### Objective
Reproduce each line exactly, including spacing and punctuation.
## BEGIN Information shown
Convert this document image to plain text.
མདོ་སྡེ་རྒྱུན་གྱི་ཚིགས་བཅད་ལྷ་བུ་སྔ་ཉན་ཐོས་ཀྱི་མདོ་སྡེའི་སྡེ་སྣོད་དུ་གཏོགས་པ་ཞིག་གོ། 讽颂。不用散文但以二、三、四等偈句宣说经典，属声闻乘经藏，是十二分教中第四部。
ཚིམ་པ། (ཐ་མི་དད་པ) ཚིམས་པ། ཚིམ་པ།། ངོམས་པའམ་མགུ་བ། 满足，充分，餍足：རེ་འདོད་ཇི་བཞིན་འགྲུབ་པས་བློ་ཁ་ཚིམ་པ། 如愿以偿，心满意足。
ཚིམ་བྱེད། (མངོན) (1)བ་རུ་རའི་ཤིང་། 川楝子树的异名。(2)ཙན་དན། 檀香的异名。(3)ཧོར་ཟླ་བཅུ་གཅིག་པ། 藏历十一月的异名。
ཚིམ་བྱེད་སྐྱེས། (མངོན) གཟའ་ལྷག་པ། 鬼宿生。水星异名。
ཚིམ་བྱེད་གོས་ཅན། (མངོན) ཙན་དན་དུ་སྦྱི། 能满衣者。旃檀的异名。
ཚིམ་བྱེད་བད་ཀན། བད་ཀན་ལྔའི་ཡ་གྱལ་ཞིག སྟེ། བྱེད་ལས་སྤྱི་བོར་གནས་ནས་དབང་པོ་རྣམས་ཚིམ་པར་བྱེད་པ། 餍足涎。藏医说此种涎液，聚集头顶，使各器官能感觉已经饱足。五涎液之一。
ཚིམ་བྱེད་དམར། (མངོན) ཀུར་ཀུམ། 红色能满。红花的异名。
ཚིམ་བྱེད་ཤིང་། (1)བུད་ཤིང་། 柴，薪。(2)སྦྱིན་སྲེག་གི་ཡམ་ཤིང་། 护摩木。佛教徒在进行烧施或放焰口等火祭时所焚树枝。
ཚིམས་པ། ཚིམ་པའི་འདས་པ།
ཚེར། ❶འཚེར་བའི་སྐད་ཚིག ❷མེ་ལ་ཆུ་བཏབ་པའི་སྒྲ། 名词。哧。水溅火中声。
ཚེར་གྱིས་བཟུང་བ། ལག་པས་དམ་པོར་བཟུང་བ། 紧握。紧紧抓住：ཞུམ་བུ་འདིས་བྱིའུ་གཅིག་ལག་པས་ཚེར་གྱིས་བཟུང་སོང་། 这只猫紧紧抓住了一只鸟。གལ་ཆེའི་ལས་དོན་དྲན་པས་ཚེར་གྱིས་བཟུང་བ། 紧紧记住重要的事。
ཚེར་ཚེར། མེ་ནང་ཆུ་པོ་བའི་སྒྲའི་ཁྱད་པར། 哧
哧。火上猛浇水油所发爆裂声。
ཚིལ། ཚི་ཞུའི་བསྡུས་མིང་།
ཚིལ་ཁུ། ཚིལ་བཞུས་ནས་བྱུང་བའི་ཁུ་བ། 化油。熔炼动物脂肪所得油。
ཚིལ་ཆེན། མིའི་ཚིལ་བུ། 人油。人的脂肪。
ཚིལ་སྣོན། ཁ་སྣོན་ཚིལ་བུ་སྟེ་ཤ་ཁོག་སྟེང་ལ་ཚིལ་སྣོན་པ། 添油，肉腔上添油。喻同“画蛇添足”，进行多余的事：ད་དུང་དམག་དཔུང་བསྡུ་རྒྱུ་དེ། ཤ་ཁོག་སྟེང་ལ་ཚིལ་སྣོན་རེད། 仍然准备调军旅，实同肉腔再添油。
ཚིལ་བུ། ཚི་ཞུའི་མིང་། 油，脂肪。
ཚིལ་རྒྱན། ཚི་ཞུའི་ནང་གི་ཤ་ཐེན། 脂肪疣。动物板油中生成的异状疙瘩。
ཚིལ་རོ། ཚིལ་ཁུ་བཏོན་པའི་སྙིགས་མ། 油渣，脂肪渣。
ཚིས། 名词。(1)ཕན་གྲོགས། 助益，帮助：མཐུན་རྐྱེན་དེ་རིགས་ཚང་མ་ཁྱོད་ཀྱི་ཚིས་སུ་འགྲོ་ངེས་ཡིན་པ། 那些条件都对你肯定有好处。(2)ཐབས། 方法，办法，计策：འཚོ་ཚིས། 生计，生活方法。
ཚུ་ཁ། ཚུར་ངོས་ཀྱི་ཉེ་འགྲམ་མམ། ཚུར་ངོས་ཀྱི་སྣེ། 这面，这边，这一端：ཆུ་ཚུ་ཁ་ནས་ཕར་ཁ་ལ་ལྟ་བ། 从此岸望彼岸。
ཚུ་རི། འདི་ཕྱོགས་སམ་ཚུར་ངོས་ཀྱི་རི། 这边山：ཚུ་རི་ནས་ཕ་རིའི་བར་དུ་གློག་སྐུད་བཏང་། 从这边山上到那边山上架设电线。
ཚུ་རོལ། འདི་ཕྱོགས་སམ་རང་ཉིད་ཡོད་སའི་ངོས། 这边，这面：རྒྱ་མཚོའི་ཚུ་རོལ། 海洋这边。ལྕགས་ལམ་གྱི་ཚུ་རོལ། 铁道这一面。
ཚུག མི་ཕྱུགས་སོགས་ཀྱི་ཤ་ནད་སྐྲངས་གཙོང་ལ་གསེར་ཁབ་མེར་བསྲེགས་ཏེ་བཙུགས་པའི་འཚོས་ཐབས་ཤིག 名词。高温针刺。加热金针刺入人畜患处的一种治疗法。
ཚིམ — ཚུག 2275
## END Information shown
### Written solution
Convert this document image to plain text.
མདོ་སྡེ་རྒྱུན་གྱི་ཚིགས་བཅད་ལྷ་བུ་སྔ་ཉན་ཐོས་ཀྱི་མདོ་སྡེའི་སྡེ་སྣོད་དུ་གཏོགས་པ་ཞིག་གོ། 讽颂。不用散文但以二、三、四等偈句宣说经典，属声闻乘经藏，是十二分教中第四部。
ཚིམ་པ། (ཐ་མི་དད་པ) ཚིམས་པ། ཚིམ་པ།། ངོམས་པའམ་མགུ་བ། 满足，充分，餍足：རེ་འདོད་ཇི་བཞིན་འགྲུབ་པས་བློ་ཁ་ཚིམ་པ། 如愿以偿，心满意足。
ཚིམ་བྱེད། (མངོན) (1)བ་རུ་རའི་ཤིང་། 川楝子树的异名。(2)ཙན་དན། 檀香的异名。(3)ཧོར་ཟླ་བཅུ་གཅིག་པ། 藏历十一月的异名。
ཚིམ་བྱེད་སྐྱེས། (མངོན) གཟའ་ལྷག་པ། 鬼宿生。水星异名。
ཚིམ་བྱེད་གོས་ཅན། (མངོན) ཙན་དན་དུ་སྦྱི། 能满衣者。旃檀的异名。
ཚིམ་བྱེད་བད་ཀན། བད་ཀན་ལྔའི་ཡ་གྱལ་ཞིག སྟེ། བྱེད་ལས་སྤྱི་བོར་གནས་ནས་དབང་པོ་རྣམས་ཚིམ་པར་བྱེད་པ། 餍足涎。藏医说此种涎液，聚集头顶，使各器官能感觉已经饱足。五涎液之一。
ཚིམ་བྱེད་དམར། (མངོན) ཀུར་ཀུམ། 红色能满。红花的异名。
ཚིམ་བྱེད་ཤིང་། (1)བུད་ཤིང་། 柴，薪。(2)སྦྱིན་སྲེག་གི་ཡམ་ཤིང་། 护摩木。佛教徒在进行烧施或放焰口等火祭时所焚树枝。
ཚིམས་པ། ཚིམ་པའི་འདས་པ།
ཚེར། ❶འཚེར་བའི་སྐད་ཚིག ❷མེ་ལ་ཆུ་བཏབ་པའི་སྒྲ། 名词。哧。水溅火中声。
ཚེར་གྱིས་བཟུང་བ། ལག་པས་དམ་པོར་བཟུང་བ། 紧握。紧紧抓住：ཞུམ་བུ་འདིས་བྱིའུ་གཅིག་ལག་པས་ཚེར་གྱིས་བཟུང་སོང་། 这只猫紧紧抓住了一只鸟。གལ་ཆེའི་ལས་དོན་དྲན་པས་ཚེར་གྱིས་བཟུང་བ། 紧紧记住重要的事。
ཚེར་ཚེར། མེ་ནང་ཆུ་པོ་བའི་སྒྲའི་ཁྱད་པར། 哧
哧。火上猛浇水油所发爆裂声。
ཚིལ། ཚི་ཞུའི་བསྡུས་མིང་།
ཚིལ་ཁུ། ཚིལ་བཞུས་ནས་བྱུང་བའི་ཁུ་བ། 化油。熔炼动物脂肪所得油。
ཚིལ་ཆེན། མིའི་ཚིལ་བུ། 人油。人的脂肪。
ཚིལ་སྣོན། ཁ་སྣོན་ཚིལ་བུ་སྟེ་ཤ་ཁོག་སྟེང་ལ་ཚིལ་སྣོན་པ། 添油，肉腔上添油。喻同“画蛇添足”，进行多余的事：ད་དུང་དམག་དཔུང་བསྡུ་རྒྱུ་དེ། ཤ་ཁོག་སྟེང་ལ་ཚིལ་སྣོན་རེད། 仍然准备调军旅，实同肉腔再添油。
ཚིལ་བུ། ཚི་ཞུའི་མིང་། 油，脂肪。
ཚིལ་རྒྱན། ཚི་ཞུའི་ནང་གི་ཤ་ཐེན། 脂肪疣。动物板油中生成的异状疙瘩。
ཚིལ་རོ། ཚིལ་ཁུ་བཏོན་པའི་སྙིགས་མ། 油渣，脂肪渣。
ཚིས། 名词。(1)ཕན་གྲོགས། 助益，帮助：མཐུན་རྐྱེན་དེ་རིགས་ཚང་མ་ཁྱོད་ཀྱི་ཚིས་སུ་འགྲོ་ངེས་ཡིན་པ། 那些条件都对你肯定有好处。(2)ཐབས། 方法，办法，计策：འཚོ་ཚིས། 生计，生活方法。
ཚུ་ཁ། ཚུར་ངོས་ཀྱི་ཉེ་འགྲམ་མམ། ཚུར་ངོས་ཀྱི་སྣེ། 这面，这边，这一端：ཆུ་ཚུ་ཁ་ནས་ཕར་ཁ་ལ་ལྟ་བ། 从此岸望彼岸。
ཚུ་རི། འདི་ཕྱོགས་སམ་ཚུར་ངོས་ཀྱི་རི། 这边山：ཚུ་རི་ནས་ཕ་རིའི་བར་དུ་གློག་སྐུད་བཏང་། 从这边山上到那边山上架设电线。
ཚུ་རོལ། འདི་ཕྱོགས་སམ་རང་ཉིད་ཡོད་སའི་ངོས། 这边，这面：རྒྱ་མཚོའི་ཚུ་རོལ། 海洋这边。ལྕགས་ལམ་གྱི་ཚུ་རོལ། 铁道这一面。
ཚུག མི་ཕྱུགས་སོགས་ཀྱི་ཤ་ནད་སྐྲངས་གཙོང་ལ་གསེར་ཁབ་མེར་བསྲེགས་ཏེ་བཙུགས་པའི་འཚོས་ཐབས་ཤིག 名词。高温针刺。加热金针刺入人畜患处的一种治疗法。
ཚིམ — ཚུག 2275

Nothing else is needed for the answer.